### GIVEN INSTRUCTION
Search the data below for "this"; list each line that holds it.

>> BEGIN RECORDS FOR PROCESSING

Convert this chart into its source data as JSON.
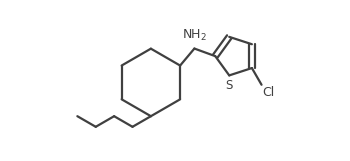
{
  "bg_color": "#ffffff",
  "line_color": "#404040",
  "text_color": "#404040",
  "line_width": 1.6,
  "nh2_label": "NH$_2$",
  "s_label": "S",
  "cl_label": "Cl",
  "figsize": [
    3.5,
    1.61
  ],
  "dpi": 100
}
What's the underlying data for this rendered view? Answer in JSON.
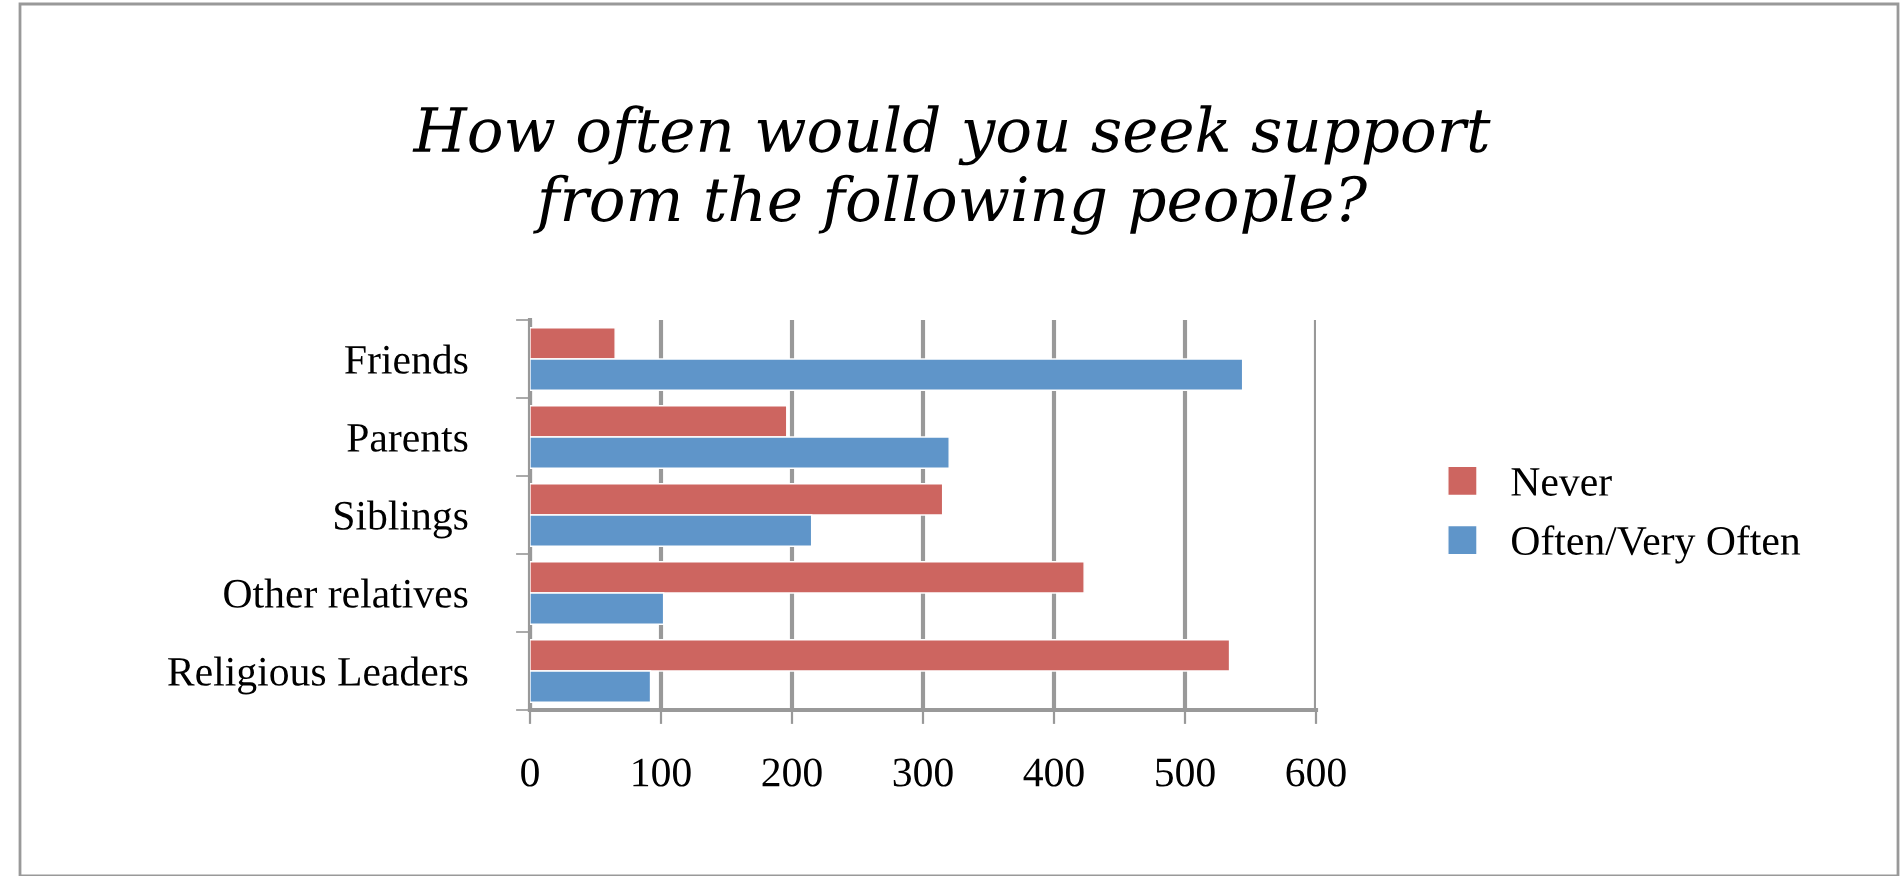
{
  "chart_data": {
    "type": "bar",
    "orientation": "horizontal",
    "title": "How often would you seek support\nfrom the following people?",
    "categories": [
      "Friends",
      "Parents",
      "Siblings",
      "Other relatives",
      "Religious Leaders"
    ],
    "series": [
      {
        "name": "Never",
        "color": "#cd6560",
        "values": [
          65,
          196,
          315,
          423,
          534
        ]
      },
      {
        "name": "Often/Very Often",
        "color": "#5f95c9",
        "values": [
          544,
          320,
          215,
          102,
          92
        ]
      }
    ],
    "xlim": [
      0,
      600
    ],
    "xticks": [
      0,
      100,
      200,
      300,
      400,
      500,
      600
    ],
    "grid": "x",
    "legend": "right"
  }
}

>> END RECORDS FOR PROCESSING
>> BEGIN RECORDS FOR PROCESSING

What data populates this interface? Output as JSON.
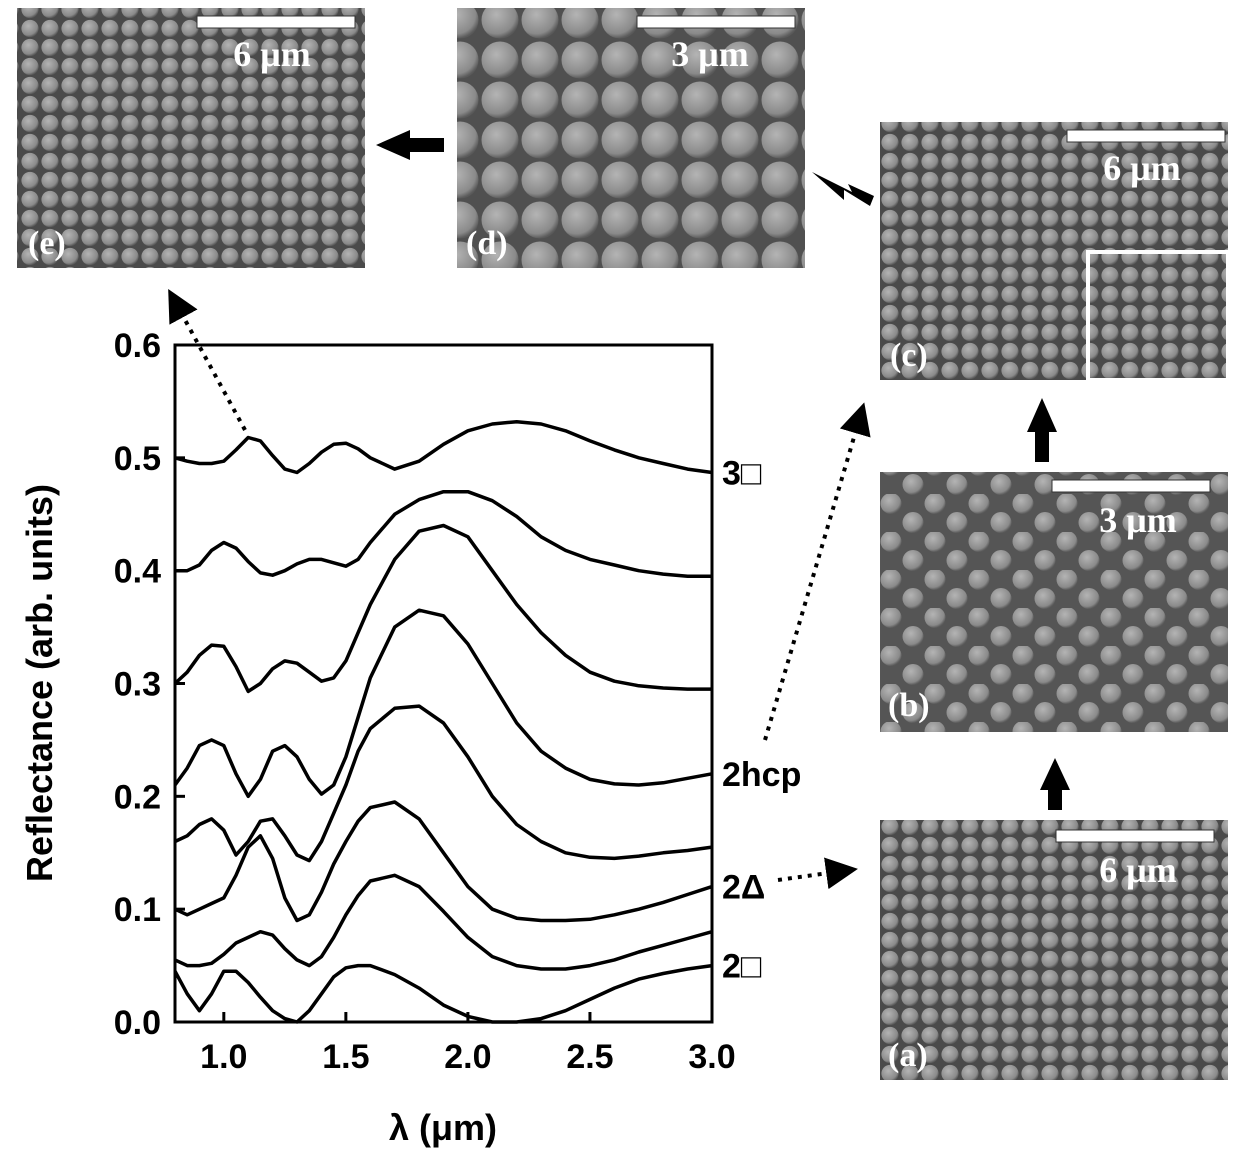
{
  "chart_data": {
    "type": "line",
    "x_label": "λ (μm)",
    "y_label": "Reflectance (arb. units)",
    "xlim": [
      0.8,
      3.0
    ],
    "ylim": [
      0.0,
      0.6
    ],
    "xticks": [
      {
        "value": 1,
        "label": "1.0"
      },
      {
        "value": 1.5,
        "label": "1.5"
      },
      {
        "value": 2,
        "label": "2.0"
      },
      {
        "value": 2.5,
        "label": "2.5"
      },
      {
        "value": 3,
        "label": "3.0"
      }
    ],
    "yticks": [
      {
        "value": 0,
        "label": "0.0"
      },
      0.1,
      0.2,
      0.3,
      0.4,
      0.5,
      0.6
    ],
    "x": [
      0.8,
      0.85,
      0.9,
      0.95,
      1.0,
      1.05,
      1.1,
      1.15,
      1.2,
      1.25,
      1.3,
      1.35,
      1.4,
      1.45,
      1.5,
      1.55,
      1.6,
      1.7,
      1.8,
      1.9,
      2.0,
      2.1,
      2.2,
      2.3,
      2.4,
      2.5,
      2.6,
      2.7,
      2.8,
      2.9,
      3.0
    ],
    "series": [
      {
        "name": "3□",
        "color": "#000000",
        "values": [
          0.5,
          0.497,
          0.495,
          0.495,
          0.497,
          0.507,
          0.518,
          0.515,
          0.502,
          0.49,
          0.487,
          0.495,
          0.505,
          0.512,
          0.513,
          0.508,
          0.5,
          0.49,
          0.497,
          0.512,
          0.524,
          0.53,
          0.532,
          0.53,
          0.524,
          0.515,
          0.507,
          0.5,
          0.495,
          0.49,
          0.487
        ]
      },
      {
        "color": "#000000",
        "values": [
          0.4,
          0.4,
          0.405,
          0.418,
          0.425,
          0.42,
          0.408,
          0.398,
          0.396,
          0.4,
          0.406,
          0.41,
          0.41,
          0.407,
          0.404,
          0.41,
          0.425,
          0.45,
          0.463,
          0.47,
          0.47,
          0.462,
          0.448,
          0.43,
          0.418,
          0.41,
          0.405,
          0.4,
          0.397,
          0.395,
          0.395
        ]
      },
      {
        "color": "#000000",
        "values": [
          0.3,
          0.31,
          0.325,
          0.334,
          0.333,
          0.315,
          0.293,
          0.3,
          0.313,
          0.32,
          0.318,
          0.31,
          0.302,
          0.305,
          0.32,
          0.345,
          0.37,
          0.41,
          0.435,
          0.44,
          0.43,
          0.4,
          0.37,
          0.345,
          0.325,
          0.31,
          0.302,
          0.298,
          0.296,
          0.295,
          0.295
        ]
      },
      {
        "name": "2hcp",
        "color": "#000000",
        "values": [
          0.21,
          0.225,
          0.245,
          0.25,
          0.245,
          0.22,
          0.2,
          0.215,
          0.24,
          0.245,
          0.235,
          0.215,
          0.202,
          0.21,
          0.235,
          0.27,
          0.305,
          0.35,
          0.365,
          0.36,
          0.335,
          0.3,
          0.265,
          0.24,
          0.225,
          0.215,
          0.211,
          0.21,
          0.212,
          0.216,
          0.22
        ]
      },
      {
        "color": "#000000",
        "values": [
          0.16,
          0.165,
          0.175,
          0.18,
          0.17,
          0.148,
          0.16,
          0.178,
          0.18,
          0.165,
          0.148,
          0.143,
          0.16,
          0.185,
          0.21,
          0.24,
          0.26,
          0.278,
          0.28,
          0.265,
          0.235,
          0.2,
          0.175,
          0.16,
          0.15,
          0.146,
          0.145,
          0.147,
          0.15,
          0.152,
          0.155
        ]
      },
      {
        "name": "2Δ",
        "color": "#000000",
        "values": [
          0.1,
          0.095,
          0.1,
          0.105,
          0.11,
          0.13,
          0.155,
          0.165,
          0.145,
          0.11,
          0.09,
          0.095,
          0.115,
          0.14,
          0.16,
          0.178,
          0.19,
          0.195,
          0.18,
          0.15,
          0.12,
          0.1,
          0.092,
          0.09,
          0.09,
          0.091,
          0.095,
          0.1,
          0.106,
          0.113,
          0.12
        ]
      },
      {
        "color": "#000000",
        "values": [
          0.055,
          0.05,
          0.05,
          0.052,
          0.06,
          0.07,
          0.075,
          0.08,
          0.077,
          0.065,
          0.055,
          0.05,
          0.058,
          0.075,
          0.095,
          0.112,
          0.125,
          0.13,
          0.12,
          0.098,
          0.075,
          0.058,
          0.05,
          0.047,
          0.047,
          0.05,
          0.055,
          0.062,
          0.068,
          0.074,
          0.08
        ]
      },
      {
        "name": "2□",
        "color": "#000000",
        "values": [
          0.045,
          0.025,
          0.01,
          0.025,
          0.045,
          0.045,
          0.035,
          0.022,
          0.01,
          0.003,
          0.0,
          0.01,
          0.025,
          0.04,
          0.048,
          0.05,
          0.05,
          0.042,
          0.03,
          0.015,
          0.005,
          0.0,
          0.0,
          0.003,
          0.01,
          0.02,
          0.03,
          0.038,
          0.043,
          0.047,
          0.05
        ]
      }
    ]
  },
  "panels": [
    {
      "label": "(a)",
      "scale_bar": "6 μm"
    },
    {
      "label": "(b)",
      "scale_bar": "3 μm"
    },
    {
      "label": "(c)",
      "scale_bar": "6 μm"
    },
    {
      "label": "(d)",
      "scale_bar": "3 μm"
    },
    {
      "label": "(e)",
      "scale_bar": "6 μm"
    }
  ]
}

>> END RECORDS FOR PROCESSING

### COMPLETE OUTPUT
Convert this chart into its source data as JSON.
What's the underlying data for this rendered view? Answer in JSON.
What data populates this interface? Output as JSON.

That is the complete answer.